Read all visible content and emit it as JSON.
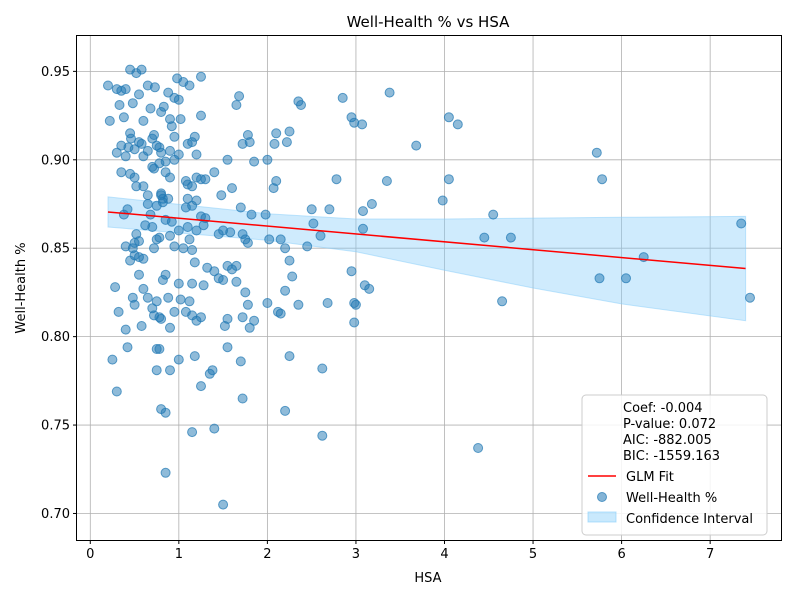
{
  "chart_data": {
    "type": "scatter",
    "title": "Well-Health % vs HSA",
    "xlabel": "HSA",
    "ylabel": "Well-Health %",
    "xlim": [
      -0.15,
      7.8
    ],
    "ylim": [
      0.685,
      0.97
    ],
    "xticks": [
      0,
      1,
      2,
      3,
      4,
      5,
      6,
      7
    ],
    "yticks": [
      0.7,
      0.75,
      0.8,
      0.85,
      0.9,
      0.95
    ],
    "xtick_labels": [
      "0",
      "1",
      "2",
      "3",
      "4",
      "5",
      "6",
      "7"
    ],
    "ytick_labels": [
      "0.70",
      "0.75",
      "0.80",
      "0.85",
      "0.90",
      "0.95"
    ],
    "grid": true,
    "legend_position": "lower-right",
    "colors": {
      "points": "#1f77b4",
      "fit": "#ff0000",
      "ci": "#87cefa"
    },
    "stats": [
      "Coef: -0.004",
      "P-value: 0.072",
      "AIC: -882.005",
      "BIC: -1559.163"
    ],
    "series": [
      {
        "name": "Well-Health %",
        "kind": "scatter",
        "points": [
          [
            0.2,
            0.942
          ],
          [
            0.22,
            0.922
          ],
          [
            0.3,
            0.94
          ],
          [
            0.35,
            0.939
          ],
          [
            0.33,
            0.931
          ],
          [
            0.38,
            0.924
          ],
          [
            0.4,
            0.94
          ],
          [
            0.45,
            0.951
          ],
          [
            0.48,
            0.932
          ],
          [
            0.52,
            0.949
          ],
          [
            0.58,
            0.951
          ],
          [
            0.55,
            0.937
          ],
          [
            0.6,
            0.922
          ],
          [
            0.65,
            0.942
          ],
          [
            0.68,
            0.929
          ],
          [
            0.73,
            0.941
          ],
          [
            0.8,
            0.927
          ],
          [
            0.83,
            0.93
          ],
          [
            0.88,
            0.938
          ],
          [
            0.9,
            0.923
          ],
          [
            0.92,
            0.919
          ],
          [
            0.95,
            0.935
          ],
          [
            0.98,
            0.946
          ],
          [
            1.0,
            0.934
          ],
          [
            1.05,
            0.944
          ],
          [
            1.12,
            0.942
          ],
          [
            1.25,
            0.947
          ],
          [
            1.25,
            0.925
          ],
          [
            1.02,
            0.923
          ],
          [
            0.95,
            0.913
          ],
          [
            1.1,
            0.909
          ],
          [
            1.15,
            0.91
          ],
          [
            1.18,
            0.913
          ],
          [
            1.2,
            0.903
          ],
          [
            0.3,
            0.904
          ],
          [
            0.35,
            0.908
          ],
          [
            0.4,
            0.902
          ],
          [
            0.43,
            0.907
          ],
          [
            0.45,
            0.915
          ],
          [
            0.46,
            0.912
          ],
          [
            0.5,
            0.906
          ],
          [
            0.55,
            0.91
          ],
          [
            0.58,
            0.909
          ],
          [
            0.6,
            0.902
          ],
          [
            0.65,
            0.905
          ],
          [
            0.7,
            0.912
          ],
          [
            0.72,
            0.914
          ],
          [
            0.75,
            0.908
          ],
          [
            0.78,
            0.907
          ],
          [
            0.8,
            0.904
          ],
          [
            0.85,
            0.899
          ],
          [
            0.9,
            0.905
          ],
          [
            0.95,
            0.9
          ],
          [
            1.0,
            0.903
          ],
          [
            0.35,
            0.893
          ],
          [
            0.45,
            0.892
          ],
          [
            0.5,
            0.89
          ],
          [
            0.52,
            0.885
          ],
          [
            0.6,
            0.885
          ],
          [
            0.65,
            0.88
          ],
          [
            0.7,
            0.896
          ],
          [
            0.72,
            0.895
          ],
          [
            0.78,
            0.898
          ],
          [
            0.8,
            0.88
          ],
          [
            0.82,
            0.876
          ],
          [
            0.85,
            0.893
          ],
          [
            0.9,
            0.89
          ],
          [
            1.08,
            0.888
          ],
          [
            1.1,
            0.886
          ],
          [
            1.15,
            0.885
          ],
          [
            1.2,
            0.89
          ],
          [
            1.25,
            0.889
          ],
          [
            1.3,
            0.889
          ],
          [
            1.4,
            0.893
          ],
          [
            1.1,
            0.878
          ],
          [
            1.15,
            0.874
          ],
          [
            1.2,
            0.877
          ],
          [
            1.48,
            0.88
          ],
          [
            1.55,
            0.9
          ],
          [
            1.6,
            0.884
          ],
          [
            1.65,
            0.931
          ],
          [
            1.68,
            0.936
          ],
          [
            1.72,
            0.909
          ],
          [
            1.78,
            0.914
          ],
          [
            1.8,
            0.91
          ],
          [
            1.85,
            0.899
          ],
          [
            2.0,
            0.9
          ],
          [
            2.08,
            0.909
          ],
          [
            2.1,
            0.915
          ],
          [
            2.07,
            0.884
          ],
          [
            2.1,
            0.888
          ],
          [
            2.22,
            0.91
          ],
          [
            2.25,
            0.916
          ],
          [
            2.35,
            0.933
          ],
          [
            2.38,
            0.931
          ],
          [
            2.5,
            0.872
          ],
          [
            2.52,
            0.864
          ],
          [
            2.6,
            0.857
          ],
          [
            2.7,
            0.872
          ],
          [
            2.78,
            0.889
          ],
          [
            2.85,
            0.935
          ],
          [
            2.95,
            0.924
          ],
          [
            2.98,
            0.921
          ],
          [
            3.07,
            0.92
          ],
          [
            3.08,
            0.871
          ],
          [
            3.08,
            0.861
          ],
          [
            3.18,
            0.875
          ],
          [
            3.35,
            0.888
          ],
          [
            3.38,
            0.938
          ],
          [
            3.68,
            0.908
          ],
          [
            3.98,
            0.877
          ],
          [
            4.05,
            0.924
          ],
          [
            4.05,
            0.889
          ],
          [
            4.15,
            0.92
          ],
          [
            4.45,
            0.856
          ],
          [
            4.55,
            0.869
          ],
          [
            4.75,
            0.856
          ],
          [
            5.72,
            0.904
          ],
          [
            5.78,
            0.889
          ],
          [
            7.35,
            0.864
          ],
          [
            0.38,
            0.869
          ],
          [
            0.42,
            0.872
          ],
          [
            0.48,
            0.85
          ],
          [
            0.5,
            0.853
          ],
          [
            0.52,
            0.858
          ],
          [
            0.55,
            0.845
          ],
          [
            0.6,
            0.844
          ],
          [
            0.65,
            0.875
          ],
          [
            0.68,
            0.869
          ],
          [
            0.7,
            0.862
          ],
          [
            0.72,
            0.85
          ],
          [
            0.75,
            0.874
          ],
          [
            0.78,
            0.856
          ],
          [
            0.8,
            0.881
          ],
          [
            0.82,
            0.878
          ],
          [
            0.85,
            0.866
          ],
          [
            0.88,
            0.878
          ],
          [
            0.9,
            0.857
          ],
          [
            0.92,
            0.865
          ],
          [
            0.95,
            0.851
          ],
          [
            1.0,
            0.86
          ],
          [
            1.05,
            0.85
          ],
          [
            1.08,
            0.873
          ],
          [
            1.1,
            0.862
          ],
          [
            1.12,
            0.855
          ],
          [
            1.15,
            0.849
          ],
          [
            1.2,
            0.86
          ],
          [
            1.25,
            0.868
          ],
          [
            1.28,
            0.863
          ],
          [
            1.3,
            0.867
          ],
          [
            1.45,
            0.858
          ],
          [
            1.5,
            0.86
          ],
          [
            1.55,
            0.84
          ],
          [
            1.58,
            0.859
          ],
          [
            1.65,
            0.84
          ],
          [
            1.7,
            0.873
          ],
          [
            1.72,
            0.858
          ],
          [
            1.75,
            0.855
          ],
          [
            1.78,
            0.853
          ],
          [
            1.82,
            0.869
          ],
          [
            1.98,
            0.869
          ],
          [
            2.02,
            0.855
          ],
          [
            2.15,
            0.855
          ],
          [
            2.2,
            0.85
          ],
          [
            2.25,
            0.843
          ],
          [
            2.28,
            0.834
          ],
          [
            2.45,
            0.851
          ],
          [
            0.4,
            0.851
          ],
          [
            0.45,
            0.843
          ],
          [
            0.5,
            0.846
          ],
          [
            0.55,
            0.854
          ],
          [
            0.62,
            0.863
          ],
          [
            0.75,
            0.855
          ],
          [
            1.15,
            0.83
          ],
          [
            1.18,
            0.842
          ],
          [
            0.28,
            0.828
          ],
          [
            0.32,
            0.814
          ],
          [
            0.4,
            0.804
          ],
          [
            0.42,
            0.794
          ],
          [
            0.48,
            0.822
          ],
          [
            0.5,
            0.818
          ],
          [
            0.55,
            0.835
          ],
          [
            0.58,
            0.806
          ],
          [
            0.6,
            0.827
          ],
          [
            0.65,
            0.822
          ],
          [
            0.7,
            0.816
          ],
          [
            0.72,
            0.812
          ],
          [
            0.75,
            0.82
          ],
          [
            0.78,
            0.811
          ],
          [
            0.8,
            0.81
          ],
          [
            0.82,
            0.832
          ],
          [
            0.85,
            0.835
          ],
          [
            0.88,
            0.822
          ],
          [
            0.9,
            0.805
          ],
          [
            0.95,
            0.814
          ],
          [
            1.0,
            0.83
          ],
          [
            1.02,
            0.821
          ],
          [
            1.08,
            0.814
          ],
          [
            1.12,
            0.82
          ],
          [
            1.15,
            0.812
          ],
          [
            1.2,
            0.809
          ],
          [
            1.25,
            0.811
          ],
          [
            1.28,
            0.829
          ],
          [
            1.32,
            0.839
          ],
          [
            1.4,
            0.837
          ],
          [
            1.45,
            0.833
          ],
          [
            1.5,
            0.832
          ],
          [
            1.52,
            0.806
          ],
          [
            1.55,
            0.81
          ],
          [
            1.6,
            0.838
          ],
          [
            1.65,
            0.831
          ],
          [
            1.72,
            0.811
          ],
          [
            1.75,
            0.825
          ],
          [
            1.78,
            0.818
          ],
          [
            1.8,
            0.805
          ],
          [
            1.85,
            0.809
          ],
          [
            2.0,
            0.819
          ],
          [
            2.12,
            0.814
          ],
          [
            2.15,
            0.813
          ],
          [
            2.2,
            0.826
          ],
          [
            2.35,
            0.818
          ],
          [
            2.68,
            0.819
          ],
          [
            2.95,
            0.837
          ],
          [
            2.98,
            0.819
          ],
          [
            3.0,
            0.818
          ],
          [
            3.1,
            0.829
          ],
          [
            3.15,
            0.827
          ],
          [
            4.65,
            0.82
          ],
          [
            5.75,
            0.833
          ],
          [
            6.05,
            0.833
          ],
          [
            6.25,
            0.845
          ],
          [
            7.45,
            0.822
          ],
          [
            0.25,
            0.787
          ],
          [
            0.3,
            0.769
          ],
          [
            0.75,
            0.793
          ],
          [
            0.78,
            0.793
          ],
          [
            0.75,
            0.781
          ],
          [
            0.9,
            0.781
          ],
          [
            0.8,
            0.759
          ],
          [
            0.85,
            0.757
          ],
          [
            1.0,
            0.787
          ],
          [
            1.18,
            0.789
          ],
          [
            1.25,
            0.772
          ],
          [
            1.35,
            0.779
          ],
          [
            1.38,
            0.781
          ],
          [
            1.55,
            0.794
          ],
          [
            1.7,
            0.786
          ],
          [
            1.72,
            0.765
          ],
          [
            1.4,
            0.748
          ],
          [
            1.15,
            0.746
          ],
          [
            2.2,
            0.758
          ],
          [
            2.25,
            0.789
          ],
          [
            2.62,
            0.782
          ],
          [
            2.98,
            0.808
          ],
          [
            2.62,
            0.744
          ],
          [
            4.38,
            0.737
          ],
          [
            0.85,
            0.723
          ],
          [
            1.5,
            0.705
          ]
        ]
      },
      {
        "name": "GLM Fit",
        "kind": "line",
        "x": [
          0.2,
          7.4
        ],
        "y": [
          0.8705,
          0.8385
        ]
      },
      {
        "name": "Confidence Interval",
        "kind": "band",
        "x": [
          0.2,
          2.0,
          3.0,
          4.0,
          5.0,
          6.0,
          7.4
        ],
        "lower": [
          0.862,
          0.8545,
          0.848,
          0.8375,
          0.8275,
          0.8185,
          0.809
        ],
        "upper": [
          0.879,
          0.8695,
          0.8665,
          0.8665,
          0.867,
          0.8675,
          0.868
        ]
      }
    ]
  }
}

----------

> TASK PROMPT
Scan the listing above. Gather each line that contains the word "Health".

> TASK ANSWER
    "title": "Well-Health % vs HSA",
    "ylabel": "Well-Health %",
        "name": "Well-Health %",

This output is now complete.